**TASK DESCRIPTION**
Copy each line of the following data that contains "start".

(ENTRIES SHOWN Opens)

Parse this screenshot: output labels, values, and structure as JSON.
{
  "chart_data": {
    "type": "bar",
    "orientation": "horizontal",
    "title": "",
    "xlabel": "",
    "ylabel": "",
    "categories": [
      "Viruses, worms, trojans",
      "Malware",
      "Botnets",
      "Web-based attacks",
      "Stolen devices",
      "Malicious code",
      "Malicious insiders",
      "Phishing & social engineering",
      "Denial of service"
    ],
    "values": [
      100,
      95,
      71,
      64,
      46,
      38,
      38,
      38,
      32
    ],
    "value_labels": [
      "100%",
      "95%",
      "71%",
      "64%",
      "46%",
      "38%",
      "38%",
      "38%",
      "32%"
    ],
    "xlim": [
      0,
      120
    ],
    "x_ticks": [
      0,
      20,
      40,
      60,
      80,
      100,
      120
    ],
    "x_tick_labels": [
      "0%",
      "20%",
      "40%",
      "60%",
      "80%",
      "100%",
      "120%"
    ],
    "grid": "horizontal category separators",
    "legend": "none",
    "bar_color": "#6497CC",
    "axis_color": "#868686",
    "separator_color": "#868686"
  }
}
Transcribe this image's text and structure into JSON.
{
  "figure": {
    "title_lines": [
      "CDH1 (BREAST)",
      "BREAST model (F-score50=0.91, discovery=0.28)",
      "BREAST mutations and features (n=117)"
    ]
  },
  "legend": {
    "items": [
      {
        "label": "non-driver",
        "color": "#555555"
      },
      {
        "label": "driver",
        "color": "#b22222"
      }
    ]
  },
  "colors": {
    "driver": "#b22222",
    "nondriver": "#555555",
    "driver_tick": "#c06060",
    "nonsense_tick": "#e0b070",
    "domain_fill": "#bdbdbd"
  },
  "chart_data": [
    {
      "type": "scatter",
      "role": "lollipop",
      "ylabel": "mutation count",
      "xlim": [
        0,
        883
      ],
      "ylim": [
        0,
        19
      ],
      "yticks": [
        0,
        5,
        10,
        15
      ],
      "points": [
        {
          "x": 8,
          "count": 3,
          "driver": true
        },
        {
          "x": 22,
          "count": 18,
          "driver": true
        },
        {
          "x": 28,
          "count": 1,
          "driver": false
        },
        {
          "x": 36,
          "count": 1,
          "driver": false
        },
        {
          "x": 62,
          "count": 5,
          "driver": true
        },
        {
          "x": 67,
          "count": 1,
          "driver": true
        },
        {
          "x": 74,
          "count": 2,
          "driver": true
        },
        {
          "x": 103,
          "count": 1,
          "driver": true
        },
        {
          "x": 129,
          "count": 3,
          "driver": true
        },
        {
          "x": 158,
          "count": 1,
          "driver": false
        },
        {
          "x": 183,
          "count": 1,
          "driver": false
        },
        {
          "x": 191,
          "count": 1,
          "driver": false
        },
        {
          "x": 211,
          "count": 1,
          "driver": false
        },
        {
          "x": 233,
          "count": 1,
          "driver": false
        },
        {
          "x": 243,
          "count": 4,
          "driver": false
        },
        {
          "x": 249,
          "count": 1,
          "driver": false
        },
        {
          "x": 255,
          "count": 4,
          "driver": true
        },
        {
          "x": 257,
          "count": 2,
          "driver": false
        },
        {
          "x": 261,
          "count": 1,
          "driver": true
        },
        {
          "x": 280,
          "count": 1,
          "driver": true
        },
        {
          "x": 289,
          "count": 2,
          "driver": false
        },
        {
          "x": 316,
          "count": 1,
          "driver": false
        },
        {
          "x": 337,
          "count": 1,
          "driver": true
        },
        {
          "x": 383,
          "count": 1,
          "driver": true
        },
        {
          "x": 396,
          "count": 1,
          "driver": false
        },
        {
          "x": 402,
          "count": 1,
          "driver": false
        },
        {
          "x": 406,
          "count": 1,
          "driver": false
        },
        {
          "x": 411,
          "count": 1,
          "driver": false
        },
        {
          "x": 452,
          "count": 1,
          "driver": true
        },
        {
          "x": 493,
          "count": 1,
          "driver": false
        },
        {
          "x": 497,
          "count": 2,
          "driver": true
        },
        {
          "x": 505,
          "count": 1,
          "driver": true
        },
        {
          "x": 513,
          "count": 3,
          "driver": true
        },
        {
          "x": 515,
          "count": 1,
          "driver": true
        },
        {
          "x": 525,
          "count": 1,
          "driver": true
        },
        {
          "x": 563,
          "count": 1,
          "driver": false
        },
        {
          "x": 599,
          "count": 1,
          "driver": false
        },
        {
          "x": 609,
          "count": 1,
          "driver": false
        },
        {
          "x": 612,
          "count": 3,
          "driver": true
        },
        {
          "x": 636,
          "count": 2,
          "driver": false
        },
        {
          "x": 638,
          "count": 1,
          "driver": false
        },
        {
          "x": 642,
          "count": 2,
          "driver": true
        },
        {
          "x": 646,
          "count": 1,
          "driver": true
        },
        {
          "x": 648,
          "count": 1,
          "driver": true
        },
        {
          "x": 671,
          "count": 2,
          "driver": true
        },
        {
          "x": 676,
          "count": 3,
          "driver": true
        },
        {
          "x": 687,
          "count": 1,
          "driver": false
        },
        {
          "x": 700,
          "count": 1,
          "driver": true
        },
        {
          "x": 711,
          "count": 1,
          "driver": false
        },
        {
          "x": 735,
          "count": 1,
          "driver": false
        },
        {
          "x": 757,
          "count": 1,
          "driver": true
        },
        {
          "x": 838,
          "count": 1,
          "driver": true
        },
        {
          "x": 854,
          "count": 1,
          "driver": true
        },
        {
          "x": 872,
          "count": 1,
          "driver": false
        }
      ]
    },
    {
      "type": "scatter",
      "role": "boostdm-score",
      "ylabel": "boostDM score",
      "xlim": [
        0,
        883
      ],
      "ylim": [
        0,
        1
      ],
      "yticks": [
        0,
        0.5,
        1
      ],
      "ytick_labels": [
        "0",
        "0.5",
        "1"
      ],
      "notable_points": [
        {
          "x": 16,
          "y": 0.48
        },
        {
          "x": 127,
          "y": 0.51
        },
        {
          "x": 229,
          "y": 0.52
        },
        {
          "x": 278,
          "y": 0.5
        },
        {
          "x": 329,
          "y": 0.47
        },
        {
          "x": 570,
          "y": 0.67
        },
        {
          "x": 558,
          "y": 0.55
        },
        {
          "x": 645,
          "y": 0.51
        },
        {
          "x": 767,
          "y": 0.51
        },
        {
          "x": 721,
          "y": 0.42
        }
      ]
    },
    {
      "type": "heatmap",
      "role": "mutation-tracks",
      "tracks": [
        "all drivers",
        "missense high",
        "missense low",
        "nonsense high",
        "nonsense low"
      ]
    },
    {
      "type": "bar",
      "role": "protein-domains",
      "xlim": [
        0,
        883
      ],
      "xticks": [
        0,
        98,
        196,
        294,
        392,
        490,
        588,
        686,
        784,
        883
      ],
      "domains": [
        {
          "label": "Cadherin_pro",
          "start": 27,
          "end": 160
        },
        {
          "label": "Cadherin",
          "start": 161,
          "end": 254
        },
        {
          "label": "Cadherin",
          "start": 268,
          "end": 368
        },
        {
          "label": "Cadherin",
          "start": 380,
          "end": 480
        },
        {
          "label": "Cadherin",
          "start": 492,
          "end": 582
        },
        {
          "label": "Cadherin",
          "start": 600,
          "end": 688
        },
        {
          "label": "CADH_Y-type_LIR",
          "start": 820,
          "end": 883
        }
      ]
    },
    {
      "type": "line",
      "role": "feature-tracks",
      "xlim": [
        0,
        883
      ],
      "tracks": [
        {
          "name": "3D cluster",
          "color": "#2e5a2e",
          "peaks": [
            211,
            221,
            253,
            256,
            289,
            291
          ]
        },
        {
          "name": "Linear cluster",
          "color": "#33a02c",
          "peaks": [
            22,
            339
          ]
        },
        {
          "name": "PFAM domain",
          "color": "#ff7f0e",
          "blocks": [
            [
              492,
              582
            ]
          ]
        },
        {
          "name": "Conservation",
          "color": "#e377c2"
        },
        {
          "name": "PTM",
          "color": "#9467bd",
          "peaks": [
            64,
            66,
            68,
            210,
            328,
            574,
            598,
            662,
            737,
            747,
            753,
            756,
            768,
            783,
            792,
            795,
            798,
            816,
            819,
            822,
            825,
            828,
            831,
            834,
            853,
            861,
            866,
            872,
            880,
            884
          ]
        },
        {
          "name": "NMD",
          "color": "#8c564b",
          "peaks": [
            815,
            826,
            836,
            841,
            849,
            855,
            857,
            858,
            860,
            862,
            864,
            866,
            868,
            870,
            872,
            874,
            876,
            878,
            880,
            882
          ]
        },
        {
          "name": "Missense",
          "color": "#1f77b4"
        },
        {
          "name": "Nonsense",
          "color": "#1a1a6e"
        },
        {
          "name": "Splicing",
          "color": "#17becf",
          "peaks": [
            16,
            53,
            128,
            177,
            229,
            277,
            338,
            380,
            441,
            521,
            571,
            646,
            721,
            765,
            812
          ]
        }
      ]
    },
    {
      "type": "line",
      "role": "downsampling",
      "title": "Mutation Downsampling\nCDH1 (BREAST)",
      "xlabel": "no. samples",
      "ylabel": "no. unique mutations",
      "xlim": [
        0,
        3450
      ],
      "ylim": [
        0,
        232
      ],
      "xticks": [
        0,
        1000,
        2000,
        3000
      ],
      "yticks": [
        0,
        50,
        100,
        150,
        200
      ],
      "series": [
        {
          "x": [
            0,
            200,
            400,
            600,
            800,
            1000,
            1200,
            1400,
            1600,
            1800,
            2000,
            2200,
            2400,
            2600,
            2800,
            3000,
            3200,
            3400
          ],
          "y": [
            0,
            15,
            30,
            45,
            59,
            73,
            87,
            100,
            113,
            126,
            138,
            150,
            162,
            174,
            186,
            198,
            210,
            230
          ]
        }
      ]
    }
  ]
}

(ENTRIES SHOWN Closes)

**EXERCISE ANSWER**
          "start": 27,
          "start": 161,
          "start": 268,
          "start": 380,
          "start": 492,
          "start": 600,
          "start": 820,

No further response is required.